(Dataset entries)
####
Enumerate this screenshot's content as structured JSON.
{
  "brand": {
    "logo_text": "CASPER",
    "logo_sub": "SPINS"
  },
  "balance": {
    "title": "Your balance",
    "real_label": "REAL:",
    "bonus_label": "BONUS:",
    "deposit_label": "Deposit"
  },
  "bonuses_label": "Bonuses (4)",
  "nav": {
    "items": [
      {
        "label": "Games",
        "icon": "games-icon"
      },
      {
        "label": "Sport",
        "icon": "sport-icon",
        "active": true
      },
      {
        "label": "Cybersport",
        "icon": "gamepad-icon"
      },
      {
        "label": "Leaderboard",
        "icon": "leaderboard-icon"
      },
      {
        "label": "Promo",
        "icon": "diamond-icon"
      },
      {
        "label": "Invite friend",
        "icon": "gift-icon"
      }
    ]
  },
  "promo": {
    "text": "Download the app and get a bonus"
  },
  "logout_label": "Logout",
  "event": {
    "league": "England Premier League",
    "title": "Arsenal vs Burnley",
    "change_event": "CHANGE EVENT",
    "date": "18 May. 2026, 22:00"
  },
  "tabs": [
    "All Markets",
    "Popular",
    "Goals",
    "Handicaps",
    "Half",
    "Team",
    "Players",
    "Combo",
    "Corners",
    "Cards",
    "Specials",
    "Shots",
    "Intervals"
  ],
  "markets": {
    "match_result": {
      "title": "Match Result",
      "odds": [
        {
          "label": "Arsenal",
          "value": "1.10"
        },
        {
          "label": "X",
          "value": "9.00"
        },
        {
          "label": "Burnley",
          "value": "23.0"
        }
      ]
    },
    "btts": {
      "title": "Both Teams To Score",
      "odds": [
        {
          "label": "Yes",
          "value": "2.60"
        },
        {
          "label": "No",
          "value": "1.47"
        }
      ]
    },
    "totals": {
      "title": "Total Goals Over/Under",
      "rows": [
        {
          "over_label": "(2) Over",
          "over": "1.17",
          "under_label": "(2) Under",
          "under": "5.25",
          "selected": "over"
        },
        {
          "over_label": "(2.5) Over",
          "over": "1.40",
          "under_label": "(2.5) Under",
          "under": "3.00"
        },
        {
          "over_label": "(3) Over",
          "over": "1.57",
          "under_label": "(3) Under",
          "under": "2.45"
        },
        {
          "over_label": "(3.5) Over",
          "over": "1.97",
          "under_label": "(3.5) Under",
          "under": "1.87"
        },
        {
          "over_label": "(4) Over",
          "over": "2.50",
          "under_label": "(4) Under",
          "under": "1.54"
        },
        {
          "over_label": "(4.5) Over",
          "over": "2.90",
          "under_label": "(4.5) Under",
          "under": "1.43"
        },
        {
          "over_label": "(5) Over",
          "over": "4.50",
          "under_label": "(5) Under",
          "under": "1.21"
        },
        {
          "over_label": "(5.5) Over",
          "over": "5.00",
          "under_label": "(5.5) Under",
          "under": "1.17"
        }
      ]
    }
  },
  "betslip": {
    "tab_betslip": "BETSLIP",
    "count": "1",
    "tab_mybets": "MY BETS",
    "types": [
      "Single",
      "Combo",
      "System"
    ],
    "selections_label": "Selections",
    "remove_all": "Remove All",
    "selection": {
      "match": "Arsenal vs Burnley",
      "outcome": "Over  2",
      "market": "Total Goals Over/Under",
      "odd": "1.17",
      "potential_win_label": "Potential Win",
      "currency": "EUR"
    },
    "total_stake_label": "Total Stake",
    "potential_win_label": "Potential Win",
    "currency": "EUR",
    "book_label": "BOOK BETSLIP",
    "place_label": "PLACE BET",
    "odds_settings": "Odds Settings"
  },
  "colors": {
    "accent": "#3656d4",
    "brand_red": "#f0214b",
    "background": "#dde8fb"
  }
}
####
Short problem:
Pull out each line of the listing that holds the string "Goals".

Solution to the exercise:
    "Goals",
      "title": "Total Goals Over/Under",
      "market": "Total Goals Over/Under",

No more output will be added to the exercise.